Entries supplied:
####################

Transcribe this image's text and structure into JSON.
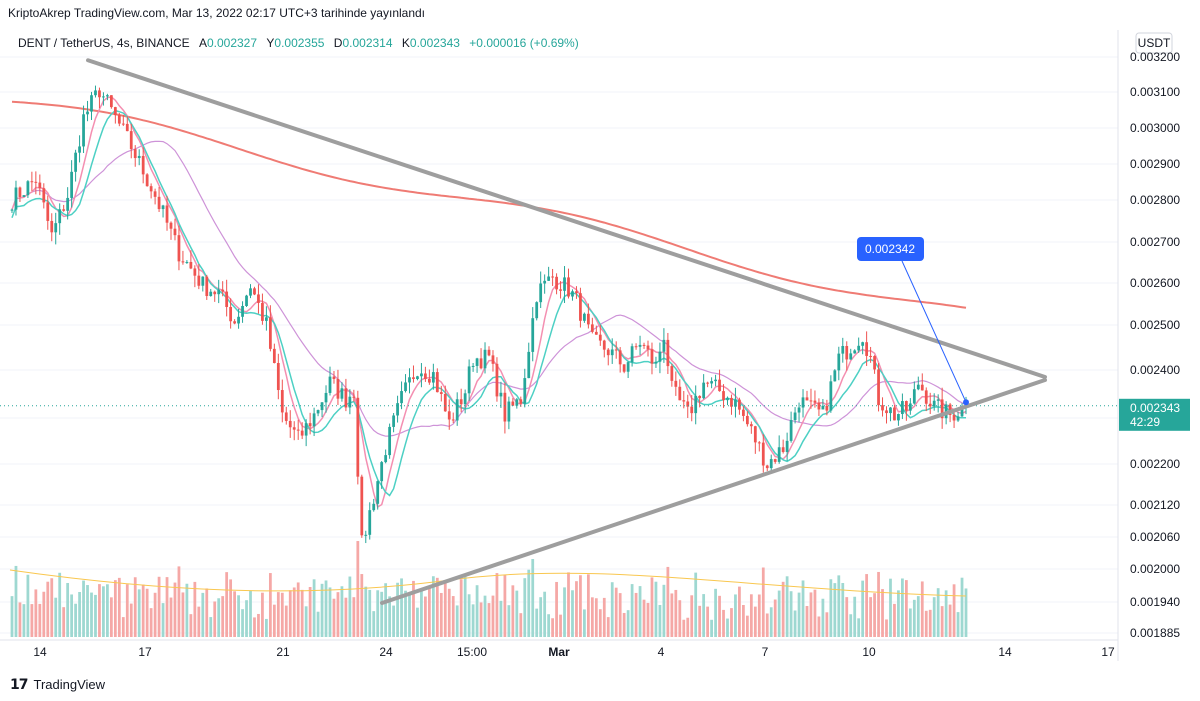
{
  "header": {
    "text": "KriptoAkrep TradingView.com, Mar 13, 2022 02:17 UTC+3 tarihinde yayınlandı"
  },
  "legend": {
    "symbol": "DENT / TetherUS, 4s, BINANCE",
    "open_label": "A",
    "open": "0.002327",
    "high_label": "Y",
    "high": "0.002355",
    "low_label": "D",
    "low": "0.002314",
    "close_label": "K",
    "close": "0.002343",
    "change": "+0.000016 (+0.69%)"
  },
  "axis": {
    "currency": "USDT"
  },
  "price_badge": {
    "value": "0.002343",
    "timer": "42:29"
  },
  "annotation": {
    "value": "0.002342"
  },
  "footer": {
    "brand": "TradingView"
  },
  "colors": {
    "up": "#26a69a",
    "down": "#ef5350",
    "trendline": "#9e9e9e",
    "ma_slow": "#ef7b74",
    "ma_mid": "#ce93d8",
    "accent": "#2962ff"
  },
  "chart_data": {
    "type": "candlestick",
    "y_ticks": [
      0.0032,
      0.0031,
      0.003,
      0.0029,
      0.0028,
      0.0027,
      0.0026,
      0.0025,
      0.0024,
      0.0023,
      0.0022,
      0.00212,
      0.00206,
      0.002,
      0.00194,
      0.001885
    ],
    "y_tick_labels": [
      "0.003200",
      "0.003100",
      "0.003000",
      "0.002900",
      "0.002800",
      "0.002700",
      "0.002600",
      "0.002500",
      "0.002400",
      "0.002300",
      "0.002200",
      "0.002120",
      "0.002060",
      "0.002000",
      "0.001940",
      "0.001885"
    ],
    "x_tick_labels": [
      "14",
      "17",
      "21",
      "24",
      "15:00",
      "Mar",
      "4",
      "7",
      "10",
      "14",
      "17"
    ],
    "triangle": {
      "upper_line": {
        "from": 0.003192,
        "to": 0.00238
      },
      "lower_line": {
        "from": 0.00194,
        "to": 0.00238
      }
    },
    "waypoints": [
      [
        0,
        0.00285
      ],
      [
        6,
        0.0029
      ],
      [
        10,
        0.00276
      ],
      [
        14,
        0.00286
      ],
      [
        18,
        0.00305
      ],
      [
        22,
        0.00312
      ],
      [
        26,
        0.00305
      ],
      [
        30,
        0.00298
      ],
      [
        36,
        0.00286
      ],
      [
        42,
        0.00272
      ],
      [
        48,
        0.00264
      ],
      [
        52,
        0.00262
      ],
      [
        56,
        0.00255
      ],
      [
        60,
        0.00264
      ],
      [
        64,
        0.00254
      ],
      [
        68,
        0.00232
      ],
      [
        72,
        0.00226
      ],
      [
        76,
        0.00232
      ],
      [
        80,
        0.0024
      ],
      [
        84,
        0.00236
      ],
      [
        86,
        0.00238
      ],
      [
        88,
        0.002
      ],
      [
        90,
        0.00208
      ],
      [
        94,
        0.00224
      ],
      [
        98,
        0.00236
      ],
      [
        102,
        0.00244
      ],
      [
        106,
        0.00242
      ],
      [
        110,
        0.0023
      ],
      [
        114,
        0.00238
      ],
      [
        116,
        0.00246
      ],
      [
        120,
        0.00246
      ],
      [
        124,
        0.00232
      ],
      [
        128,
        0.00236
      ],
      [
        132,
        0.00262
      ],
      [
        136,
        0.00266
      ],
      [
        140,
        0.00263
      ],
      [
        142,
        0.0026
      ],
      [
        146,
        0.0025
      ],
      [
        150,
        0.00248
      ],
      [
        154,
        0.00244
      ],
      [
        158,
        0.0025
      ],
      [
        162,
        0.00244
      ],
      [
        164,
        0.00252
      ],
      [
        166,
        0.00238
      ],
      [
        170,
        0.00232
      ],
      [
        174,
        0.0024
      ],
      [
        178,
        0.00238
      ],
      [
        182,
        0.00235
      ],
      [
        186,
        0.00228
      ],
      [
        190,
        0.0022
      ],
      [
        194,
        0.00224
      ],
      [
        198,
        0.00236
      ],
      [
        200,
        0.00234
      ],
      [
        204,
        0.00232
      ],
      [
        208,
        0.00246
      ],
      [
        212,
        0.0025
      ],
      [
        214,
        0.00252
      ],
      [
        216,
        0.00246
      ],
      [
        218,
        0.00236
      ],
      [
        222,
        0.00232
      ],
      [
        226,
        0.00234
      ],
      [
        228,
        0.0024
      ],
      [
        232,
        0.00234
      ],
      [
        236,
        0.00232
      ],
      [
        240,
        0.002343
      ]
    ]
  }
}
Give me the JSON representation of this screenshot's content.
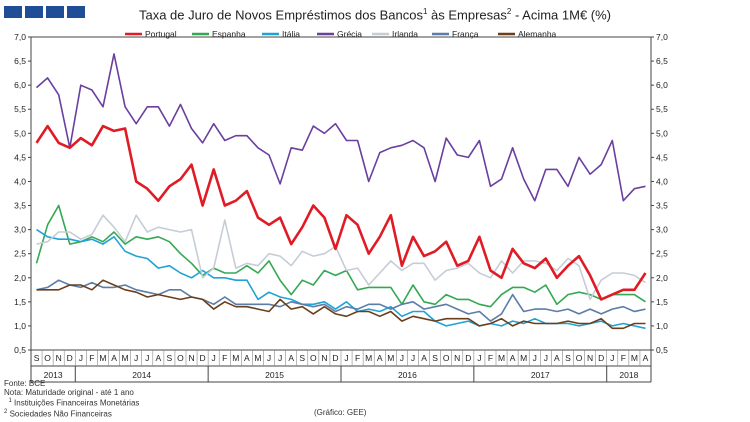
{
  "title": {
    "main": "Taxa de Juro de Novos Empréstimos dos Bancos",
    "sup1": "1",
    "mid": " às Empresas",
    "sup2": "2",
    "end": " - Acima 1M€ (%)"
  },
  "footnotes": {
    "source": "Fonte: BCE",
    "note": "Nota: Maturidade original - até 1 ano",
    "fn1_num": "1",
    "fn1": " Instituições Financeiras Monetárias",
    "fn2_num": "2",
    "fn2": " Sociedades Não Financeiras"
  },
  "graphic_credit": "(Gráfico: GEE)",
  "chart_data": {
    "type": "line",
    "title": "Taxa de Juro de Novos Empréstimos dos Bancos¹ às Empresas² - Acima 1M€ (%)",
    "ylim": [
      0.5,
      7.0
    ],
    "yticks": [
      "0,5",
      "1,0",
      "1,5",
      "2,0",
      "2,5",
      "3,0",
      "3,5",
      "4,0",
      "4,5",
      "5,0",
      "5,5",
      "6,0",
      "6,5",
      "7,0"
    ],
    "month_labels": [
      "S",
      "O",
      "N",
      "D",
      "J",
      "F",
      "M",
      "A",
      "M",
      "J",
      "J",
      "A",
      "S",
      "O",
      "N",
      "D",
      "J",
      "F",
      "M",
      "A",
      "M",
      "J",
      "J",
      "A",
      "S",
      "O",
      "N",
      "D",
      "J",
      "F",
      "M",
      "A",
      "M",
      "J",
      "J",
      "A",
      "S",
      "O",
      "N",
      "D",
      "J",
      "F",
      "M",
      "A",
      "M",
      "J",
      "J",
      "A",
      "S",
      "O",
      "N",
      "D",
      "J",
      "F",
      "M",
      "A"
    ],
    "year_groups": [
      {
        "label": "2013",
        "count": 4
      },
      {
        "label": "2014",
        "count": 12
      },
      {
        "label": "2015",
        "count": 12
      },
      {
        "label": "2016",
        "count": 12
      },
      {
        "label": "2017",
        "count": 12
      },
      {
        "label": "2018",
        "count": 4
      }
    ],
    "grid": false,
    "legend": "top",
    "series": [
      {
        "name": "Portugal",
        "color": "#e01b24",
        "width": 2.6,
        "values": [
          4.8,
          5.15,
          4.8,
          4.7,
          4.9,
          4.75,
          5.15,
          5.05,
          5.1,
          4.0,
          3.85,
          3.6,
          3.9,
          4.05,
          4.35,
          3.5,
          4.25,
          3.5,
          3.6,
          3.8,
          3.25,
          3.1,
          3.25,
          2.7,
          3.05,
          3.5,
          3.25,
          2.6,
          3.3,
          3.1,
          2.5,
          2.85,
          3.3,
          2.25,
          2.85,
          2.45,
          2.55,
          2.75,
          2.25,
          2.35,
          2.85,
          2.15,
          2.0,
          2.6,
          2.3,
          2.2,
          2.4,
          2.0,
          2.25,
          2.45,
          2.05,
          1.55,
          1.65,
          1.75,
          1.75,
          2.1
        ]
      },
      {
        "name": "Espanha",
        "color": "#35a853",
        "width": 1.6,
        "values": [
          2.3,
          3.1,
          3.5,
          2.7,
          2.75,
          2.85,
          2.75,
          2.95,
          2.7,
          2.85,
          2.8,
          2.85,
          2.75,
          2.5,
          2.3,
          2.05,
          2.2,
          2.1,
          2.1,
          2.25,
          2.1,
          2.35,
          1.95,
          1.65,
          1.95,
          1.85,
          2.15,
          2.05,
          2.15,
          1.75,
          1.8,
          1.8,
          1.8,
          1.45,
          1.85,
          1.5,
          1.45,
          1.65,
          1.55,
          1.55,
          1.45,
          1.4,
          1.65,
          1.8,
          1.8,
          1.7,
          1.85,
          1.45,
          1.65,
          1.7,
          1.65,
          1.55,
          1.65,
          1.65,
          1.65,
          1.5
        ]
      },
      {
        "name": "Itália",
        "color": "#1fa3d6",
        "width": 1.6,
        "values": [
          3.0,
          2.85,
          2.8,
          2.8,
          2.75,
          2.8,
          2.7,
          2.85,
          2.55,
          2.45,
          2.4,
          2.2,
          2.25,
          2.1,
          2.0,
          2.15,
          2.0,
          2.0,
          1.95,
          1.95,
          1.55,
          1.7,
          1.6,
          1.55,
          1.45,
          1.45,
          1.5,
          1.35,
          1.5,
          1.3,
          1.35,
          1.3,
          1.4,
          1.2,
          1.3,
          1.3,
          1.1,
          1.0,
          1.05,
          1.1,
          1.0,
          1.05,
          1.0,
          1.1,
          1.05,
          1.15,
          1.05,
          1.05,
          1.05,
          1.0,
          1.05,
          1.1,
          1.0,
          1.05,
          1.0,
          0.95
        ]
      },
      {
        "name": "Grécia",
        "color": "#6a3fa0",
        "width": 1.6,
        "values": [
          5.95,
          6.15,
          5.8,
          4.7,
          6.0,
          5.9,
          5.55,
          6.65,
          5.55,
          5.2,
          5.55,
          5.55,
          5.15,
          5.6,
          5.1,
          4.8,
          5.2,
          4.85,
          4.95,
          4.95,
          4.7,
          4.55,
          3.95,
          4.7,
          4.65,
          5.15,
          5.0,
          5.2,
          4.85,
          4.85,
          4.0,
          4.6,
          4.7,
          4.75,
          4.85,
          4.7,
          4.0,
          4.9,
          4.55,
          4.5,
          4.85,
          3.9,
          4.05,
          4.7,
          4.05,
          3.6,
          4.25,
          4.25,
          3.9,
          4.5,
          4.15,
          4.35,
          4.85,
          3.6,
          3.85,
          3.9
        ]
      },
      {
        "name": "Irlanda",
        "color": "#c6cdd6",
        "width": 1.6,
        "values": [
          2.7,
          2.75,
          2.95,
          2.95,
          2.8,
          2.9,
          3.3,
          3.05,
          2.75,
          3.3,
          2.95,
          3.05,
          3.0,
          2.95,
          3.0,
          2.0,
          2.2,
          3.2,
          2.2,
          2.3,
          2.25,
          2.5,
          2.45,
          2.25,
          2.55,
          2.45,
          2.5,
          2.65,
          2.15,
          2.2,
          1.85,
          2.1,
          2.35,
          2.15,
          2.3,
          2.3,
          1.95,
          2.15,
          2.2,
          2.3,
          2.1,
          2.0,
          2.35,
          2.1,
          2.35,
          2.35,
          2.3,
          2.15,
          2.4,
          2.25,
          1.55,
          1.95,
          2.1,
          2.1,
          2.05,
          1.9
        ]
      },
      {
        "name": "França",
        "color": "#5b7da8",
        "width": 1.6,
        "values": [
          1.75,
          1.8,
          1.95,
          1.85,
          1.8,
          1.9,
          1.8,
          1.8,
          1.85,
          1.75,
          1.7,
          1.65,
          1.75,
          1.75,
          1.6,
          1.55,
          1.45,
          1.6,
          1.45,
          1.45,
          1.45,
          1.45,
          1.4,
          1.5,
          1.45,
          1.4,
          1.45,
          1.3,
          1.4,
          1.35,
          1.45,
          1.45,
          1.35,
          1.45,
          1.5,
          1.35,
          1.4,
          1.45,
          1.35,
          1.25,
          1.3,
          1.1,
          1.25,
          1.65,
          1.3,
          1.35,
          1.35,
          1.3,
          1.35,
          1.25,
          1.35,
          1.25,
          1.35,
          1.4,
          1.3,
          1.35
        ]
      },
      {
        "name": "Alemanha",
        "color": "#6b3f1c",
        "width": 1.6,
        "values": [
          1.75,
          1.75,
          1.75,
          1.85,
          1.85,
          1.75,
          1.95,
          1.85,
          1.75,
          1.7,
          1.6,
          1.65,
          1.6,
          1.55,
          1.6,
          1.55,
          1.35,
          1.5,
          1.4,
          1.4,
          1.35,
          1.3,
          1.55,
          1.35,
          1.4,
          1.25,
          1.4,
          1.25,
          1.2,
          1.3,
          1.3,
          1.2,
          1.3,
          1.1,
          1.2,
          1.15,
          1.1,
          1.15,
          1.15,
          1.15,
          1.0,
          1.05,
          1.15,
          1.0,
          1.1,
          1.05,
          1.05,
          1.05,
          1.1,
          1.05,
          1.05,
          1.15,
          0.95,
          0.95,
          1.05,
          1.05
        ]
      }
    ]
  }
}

####################

Copy all lines in the listing above where the string "Taxa" appears.

    "main": "Taxa de Juro de Novos Empréstimos dos Bancos",
    "title": "Taxa de Juro de Novos Empréstimos dos Bancos¹ às Empresas² - Acima 1M€ (%)",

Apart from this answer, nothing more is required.